→ Texto fornecido
==================================================

A fase pós-operatória em pacientes com Síndrome de Williams-Beuren (SWB) exige vigilância redobrada, sobretudo pelo risco de instabilidade cardiovascular, hipersensibilidade a drogas e recuperação imprevisível frente à anestesia. A particularidade dessa síndrome — que combina anomalias cardíacas estruturais, perfil neurocomportamental singular e disfunções endoteliais — exige uma abordagem integrada e cautelosa.
🫀 Monitorização Hemodinâmica Prolongada
Pacientes com SWB frequentemente apresentam:
- Estenose aórtica supravalvar (principal manifestação cardiovascular)
- Hipertensão arterial de base, mesmo em crianças
- Resposta paradoxal a agentes anestésicos e vasodilatadores
No pós-operatório, é fundamental:
- Manter monitorização contínua de pressão arterial (PA), frequência cardíaca (FC) e oximetria, especialmente nas primeiras horas.
- Em cirurgias de maior porte ou em casos com lesão cardíaca importante, considerar:
- Monitorização invasiva (cateter arterial)
- Telemetria por 24 a 48 horas
⚠️ Alterações hemodinâmicas podem ocorrer de forma abrupta, mesmo após procedimentos considerados de baixo risco. A presença de disfunção endotelial e menor reserva coronariana contribui para risco de isquemia silenciosa.
🧘♂️ Reabilitação Cardiorrespiratória e Fisioterapia
A recuperação pós-operatória pode ser mais lenta em pacientes com SWB devido à:
- Hipotonia muscular
- Baixa resistência cardiovascular
- Quadros respiratórios associados, como colapsos parciais ou apneias
Nesse cenário, recomenda-se:
- Fisioterapia respiratória precoce para prevenir atelectasias e otimizar trocas gasosas
- Mobilização gradual, com avaliação da tolerância cardiovascular
- Uso de oxigênio suplementar quando necessário, especialmente em pacientes com histórico de apneia do sono ou uso prévio de CPAP
💡 A fisioterapia pode também atuar no recondicionamento físico, prevenindo deterioração funcional e encurtamento muscular.
👩⚕️ Equipe Multidisciplinar: Abordagem Global do Paciente
O cuidado integral ao paciente com SWB envolve uma equipe multidisciplinar, com ações coordenadas:
Nutricionista
- Monitorar ingestão calórica adequada, pois muitos pacientes apresentam seletividade alimentar ou dificuldades de mastigação e deglutição.
- Avaliar estado nutricional global e implementar plano de suporte enteral ou oral assistido, se necessário.
Psicólogo
- Suporte à ansiedade pós-operatória, comum devido à hipersensibilidade emocional e dificuldade de adaptação a ambientes hospitalares.
- Acompanhamento familiar, com orientação sobre adaptação e reintegração às rotinas pós-cirúrgicas.
Enfermagem
- Vigilância contínua de sinais vitais e comportamento.
- Garantia de ambiente tranquilo, com comunicação clara e empática, respeitando o perfil afetivo do paciente com SWB.
✅ Conclusão
O período pós-operatório em pacientes com Síndrome de Williams-Beuren deve ser conduzido com atenção minuciosa à estabilidade cardiovascular e ao suporte respiratório. A presença de alterações estruturais cardíacas, sensibilidade a drogas e fragilidades neuromotoras e emocionais demanda uma abordagem multidisciplinar integrada, com foco em segurança, reabilitação e acolhimento.

==================================================

→ Conjunto de linhas
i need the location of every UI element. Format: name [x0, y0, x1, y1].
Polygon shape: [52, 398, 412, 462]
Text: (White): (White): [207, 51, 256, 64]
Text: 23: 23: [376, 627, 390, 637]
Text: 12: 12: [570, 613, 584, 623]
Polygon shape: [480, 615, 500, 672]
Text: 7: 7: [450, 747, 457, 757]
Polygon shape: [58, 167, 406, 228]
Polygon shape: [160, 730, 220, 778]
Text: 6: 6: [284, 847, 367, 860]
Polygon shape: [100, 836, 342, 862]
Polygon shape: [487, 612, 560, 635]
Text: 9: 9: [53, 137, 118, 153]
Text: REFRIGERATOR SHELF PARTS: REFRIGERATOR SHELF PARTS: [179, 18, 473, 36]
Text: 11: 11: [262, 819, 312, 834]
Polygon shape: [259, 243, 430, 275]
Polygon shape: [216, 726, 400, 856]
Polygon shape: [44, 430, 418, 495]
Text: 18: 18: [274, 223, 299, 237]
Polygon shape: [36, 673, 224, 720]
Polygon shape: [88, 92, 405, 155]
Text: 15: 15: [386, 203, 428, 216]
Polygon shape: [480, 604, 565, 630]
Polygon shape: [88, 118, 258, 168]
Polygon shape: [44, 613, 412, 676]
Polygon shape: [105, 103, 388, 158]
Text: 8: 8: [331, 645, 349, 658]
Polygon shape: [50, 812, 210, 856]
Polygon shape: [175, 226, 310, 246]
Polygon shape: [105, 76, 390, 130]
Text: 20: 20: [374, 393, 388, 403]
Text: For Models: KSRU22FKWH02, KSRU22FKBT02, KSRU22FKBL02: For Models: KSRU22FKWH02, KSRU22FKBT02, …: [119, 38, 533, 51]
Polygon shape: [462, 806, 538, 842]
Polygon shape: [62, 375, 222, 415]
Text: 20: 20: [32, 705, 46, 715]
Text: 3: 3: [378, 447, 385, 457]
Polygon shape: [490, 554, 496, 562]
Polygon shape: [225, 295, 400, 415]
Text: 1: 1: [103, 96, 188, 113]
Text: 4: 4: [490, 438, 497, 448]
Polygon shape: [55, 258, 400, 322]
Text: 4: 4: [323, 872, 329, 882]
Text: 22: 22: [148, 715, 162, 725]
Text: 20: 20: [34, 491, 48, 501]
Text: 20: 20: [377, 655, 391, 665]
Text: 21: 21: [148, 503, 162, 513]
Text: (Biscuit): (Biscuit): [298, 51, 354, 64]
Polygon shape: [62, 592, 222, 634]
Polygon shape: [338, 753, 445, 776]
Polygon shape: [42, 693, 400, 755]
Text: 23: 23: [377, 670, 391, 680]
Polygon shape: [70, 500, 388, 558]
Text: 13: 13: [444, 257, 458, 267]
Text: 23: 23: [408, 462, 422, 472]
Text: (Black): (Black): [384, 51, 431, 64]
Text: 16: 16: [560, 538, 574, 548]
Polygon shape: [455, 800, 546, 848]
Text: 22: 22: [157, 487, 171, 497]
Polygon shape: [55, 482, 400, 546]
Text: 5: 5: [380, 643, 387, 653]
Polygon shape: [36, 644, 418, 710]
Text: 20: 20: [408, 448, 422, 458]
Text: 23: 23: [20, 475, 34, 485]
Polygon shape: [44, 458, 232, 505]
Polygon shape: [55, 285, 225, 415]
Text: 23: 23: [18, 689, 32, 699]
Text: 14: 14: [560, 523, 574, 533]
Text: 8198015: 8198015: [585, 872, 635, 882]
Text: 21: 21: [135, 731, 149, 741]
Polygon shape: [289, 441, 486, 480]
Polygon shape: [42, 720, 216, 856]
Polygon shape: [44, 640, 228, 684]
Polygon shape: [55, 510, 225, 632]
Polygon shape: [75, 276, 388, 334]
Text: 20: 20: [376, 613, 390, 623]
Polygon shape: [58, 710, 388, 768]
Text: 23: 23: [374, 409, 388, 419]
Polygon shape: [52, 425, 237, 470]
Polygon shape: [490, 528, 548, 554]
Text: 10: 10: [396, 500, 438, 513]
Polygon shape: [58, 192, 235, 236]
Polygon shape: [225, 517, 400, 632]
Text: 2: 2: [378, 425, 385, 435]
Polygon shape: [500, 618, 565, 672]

==================================================

→ O que fazer
**a.** Segundo o texto sobre a Síndrome de Williams-Beuren, por quanto tempo se deve considerar a telemetria em cirurgias de maior porte ou em casos com lesão cardíaca importante?
**b.** Transcreva do texto sobre a Síndrome de Williams-Beuren o trecho entre "- Acompanhamento familiar, com" e "paciente com SWB.", inclusive.
**c.** Diga se cada afirmação abaixo está de acordo com o texto sobre a Síndrome de Williams-Beuren, respondendo sim ou não e citando as palavras do texto que decidem a questão: (i) A estenose aórtica supravalvar é a principal manifestação cardiovascular da síndrome. (ii) As alterações hemodinâmicas abruptas ocorrem apenas após procedimentos de alto risco. (iii) Monitorar a ingestão calórica é atribuição do psicólogo.
As linhas não têm papel algum neste trabalho.

→ Respostas por tarefa
**a.** Por 24 a 48 horas.

**b.**
- Acompanhamento familiar, com orientação sobre adaptação e reintegração às rotinas pós-cirúrgicas.
Enfermagem
- Vigilância contínua de sinais vitais e comportamento.
- Garantia de ambiente tranquilo, com comunicação clara e empática, respeitando o perfil afetivo do paciente com SWB.

**c.**
(i) Sim: "Estenose aórtica supravalvar (principal manifestação cardiovascular)".
(ii) Não: "podem ocorrer de forma abrupta, mesmo após procedimentos considerados de baixo risco".
(iii) Não: o texto lista sob "Nutricionista" a ação "Monitorar ingestão calórica adequada".